───── DATASET ROWS

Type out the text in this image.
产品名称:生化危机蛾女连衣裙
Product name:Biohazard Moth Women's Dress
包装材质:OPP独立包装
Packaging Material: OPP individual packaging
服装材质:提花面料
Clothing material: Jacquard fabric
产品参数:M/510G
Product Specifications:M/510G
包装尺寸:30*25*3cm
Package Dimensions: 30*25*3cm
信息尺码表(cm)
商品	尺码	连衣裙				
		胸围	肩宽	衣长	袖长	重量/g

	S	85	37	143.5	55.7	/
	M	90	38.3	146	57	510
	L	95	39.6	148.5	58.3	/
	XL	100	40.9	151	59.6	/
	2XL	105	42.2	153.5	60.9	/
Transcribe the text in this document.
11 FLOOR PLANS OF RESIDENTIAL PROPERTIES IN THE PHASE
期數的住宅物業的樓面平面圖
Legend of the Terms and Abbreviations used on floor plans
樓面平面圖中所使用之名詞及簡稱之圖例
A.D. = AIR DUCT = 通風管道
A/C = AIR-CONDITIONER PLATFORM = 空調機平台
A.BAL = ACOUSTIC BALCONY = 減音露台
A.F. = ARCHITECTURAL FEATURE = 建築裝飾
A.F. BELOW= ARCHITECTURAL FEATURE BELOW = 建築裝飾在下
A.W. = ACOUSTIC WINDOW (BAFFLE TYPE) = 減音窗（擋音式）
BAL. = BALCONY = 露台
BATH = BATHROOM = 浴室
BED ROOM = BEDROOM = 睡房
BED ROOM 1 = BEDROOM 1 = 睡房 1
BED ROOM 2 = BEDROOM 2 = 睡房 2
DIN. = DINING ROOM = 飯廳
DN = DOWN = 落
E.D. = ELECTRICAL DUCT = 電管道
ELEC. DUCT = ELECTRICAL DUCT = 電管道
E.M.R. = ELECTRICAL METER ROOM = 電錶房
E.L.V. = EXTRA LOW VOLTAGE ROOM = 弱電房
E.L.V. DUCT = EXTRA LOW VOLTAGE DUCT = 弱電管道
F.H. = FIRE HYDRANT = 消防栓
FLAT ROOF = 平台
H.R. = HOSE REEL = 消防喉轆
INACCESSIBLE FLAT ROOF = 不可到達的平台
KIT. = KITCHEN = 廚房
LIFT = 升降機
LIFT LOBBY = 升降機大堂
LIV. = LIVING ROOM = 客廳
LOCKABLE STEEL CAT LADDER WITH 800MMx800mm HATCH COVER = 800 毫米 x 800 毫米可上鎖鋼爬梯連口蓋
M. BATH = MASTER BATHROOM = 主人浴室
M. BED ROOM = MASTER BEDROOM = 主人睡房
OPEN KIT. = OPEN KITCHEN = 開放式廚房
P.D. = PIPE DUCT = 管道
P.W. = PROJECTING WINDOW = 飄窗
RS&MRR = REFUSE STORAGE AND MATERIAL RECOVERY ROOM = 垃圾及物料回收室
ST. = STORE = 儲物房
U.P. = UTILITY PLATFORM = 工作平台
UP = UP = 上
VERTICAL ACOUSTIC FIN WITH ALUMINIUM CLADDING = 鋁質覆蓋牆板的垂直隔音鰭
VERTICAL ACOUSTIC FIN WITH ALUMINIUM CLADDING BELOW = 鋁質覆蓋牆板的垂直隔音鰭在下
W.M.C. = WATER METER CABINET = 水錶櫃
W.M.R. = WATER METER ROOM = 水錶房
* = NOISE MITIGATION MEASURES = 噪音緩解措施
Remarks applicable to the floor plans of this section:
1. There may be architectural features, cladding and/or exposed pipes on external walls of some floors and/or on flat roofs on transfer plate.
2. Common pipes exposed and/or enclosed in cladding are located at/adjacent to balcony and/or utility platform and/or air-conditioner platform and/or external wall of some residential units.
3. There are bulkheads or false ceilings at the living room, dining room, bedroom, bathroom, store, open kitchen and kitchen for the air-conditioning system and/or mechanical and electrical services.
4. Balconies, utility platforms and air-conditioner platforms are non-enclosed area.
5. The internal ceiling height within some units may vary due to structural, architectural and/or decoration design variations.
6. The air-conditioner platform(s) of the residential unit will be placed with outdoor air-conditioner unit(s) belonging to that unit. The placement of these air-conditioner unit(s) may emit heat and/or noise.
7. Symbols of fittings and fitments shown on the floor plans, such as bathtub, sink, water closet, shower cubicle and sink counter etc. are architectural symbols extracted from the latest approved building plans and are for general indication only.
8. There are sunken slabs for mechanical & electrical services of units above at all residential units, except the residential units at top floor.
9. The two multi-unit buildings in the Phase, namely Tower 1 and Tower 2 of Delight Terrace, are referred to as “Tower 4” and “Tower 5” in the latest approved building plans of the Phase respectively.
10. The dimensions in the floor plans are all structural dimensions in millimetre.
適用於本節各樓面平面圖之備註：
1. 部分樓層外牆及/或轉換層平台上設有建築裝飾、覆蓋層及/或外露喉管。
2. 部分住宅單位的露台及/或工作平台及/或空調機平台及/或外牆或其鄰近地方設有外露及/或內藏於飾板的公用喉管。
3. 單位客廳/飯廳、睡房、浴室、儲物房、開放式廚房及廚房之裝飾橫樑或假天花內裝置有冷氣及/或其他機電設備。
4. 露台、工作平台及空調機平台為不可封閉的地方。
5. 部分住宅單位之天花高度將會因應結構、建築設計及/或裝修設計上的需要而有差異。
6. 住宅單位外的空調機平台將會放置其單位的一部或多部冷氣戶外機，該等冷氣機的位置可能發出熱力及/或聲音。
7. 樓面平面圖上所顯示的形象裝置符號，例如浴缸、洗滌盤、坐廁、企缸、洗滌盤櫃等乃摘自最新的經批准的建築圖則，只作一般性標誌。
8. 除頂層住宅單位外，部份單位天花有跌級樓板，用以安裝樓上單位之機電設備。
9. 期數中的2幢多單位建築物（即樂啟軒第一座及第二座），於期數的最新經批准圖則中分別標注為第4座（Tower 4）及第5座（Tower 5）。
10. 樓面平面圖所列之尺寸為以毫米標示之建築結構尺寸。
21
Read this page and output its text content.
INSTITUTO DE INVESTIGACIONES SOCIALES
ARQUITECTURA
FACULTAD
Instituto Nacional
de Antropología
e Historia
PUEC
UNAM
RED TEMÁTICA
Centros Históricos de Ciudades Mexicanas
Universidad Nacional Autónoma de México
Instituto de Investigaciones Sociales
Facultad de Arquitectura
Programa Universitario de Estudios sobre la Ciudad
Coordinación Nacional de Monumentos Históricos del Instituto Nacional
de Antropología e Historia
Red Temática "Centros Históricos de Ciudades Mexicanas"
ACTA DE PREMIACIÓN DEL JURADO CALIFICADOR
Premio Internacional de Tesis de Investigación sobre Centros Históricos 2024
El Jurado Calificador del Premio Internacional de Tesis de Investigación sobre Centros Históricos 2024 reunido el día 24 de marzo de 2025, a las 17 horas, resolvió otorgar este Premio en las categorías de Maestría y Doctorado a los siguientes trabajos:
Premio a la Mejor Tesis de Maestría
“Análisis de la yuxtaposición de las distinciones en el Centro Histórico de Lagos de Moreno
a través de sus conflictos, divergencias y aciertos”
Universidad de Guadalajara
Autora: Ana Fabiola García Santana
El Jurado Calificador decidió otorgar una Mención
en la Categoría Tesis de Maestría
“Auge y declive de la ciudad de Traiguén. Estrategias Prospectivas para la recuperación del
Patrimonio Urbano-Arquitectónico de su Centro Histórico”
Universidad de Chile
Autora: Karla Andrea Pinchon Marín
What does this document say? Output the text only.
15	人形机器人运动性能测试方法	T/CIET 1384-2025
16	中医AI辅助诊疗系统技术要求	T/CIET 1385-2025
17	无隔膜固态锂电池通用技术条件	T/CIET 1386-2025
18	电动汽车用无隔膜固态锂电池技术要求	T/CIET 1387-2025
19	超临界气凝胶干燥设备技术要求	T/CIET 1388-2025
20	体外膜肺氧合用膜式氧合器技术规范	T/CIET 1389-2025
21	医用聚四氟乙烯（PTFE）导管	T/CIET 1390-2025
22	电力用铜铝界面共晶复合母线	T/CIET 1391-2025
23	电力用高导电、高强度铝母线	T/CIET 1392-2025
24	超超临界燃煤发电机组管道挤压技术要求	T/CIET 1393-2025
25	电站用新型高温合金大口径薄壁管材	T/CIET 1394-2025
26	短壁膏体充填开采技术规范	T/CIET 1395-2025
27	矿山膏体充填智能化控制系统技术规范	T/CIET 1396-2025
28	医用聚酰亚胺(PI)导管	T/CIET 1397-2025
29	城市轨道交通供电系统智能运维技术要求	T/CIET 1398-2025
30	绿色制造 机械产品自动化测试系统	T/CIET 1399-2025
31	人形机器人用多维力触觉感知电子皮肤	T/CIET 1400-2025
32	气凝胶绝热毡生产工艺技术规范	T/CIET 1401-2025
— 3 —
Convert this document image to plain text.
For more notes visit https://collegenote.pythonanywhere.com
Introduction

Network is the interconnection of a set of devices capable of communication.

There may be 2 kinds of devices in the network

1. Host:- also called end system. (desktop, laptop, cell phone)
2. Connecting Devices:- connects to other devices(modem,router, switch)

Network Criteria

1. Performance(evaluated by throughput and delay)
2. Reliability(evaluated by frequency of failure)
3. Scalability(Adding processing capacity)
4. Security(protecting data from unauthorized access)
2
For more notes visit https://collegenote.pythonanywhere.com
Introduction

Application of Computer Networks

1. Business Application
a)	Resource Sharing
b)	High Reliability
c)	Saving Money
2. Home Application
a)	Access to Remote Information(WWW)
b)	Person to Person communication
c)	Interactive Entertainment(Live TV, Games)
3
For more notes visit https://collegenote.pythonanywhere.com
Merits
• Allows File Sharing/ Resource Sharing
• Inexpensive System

──────────

*EXERCISE OBJECTIVE:*
Go back to the data above and please quote exactly, and only, the lines from the line with "Convert this document image to plain text." through its last line.

*THE SOLUTION:*
Convert this document image to plain text.
For more notes visit https://collegenote.pythonanywhere.com
Introduction

Network is the interconnection of a set of devices capable of communication.

There may be 2 kinds of devices in the network

1. Host:- also called end system. (desktop, laptop, cell phone)
2. Connecting Devices:- connects to other devices(modem,router, switch)

Network Criteria

1. Performance(evaluated by throughput and delay)
2. Reliability(evaluated by frequency of failure)
3. Scalability(Adding processing capacity)
4. Security(protecting data from unauthorized access)
2
For more notes visit https://collegenote.pythonanywhere.com
Introduction

Application of Computer Networks

1. Business Application
a)	Resource Sharing
b)	High Reliability
c)	Saving Money
2. Home Application
a)	Access to Remote Information(WWW)
b)	Person to Person communication
c)	Interactive Entertainment(Live TV, Games)
3
For more notes visit https://collegenote.pythonanywhere.com
Merits
• Allows File Sharing/ Resource Sharing
• Inexpensive System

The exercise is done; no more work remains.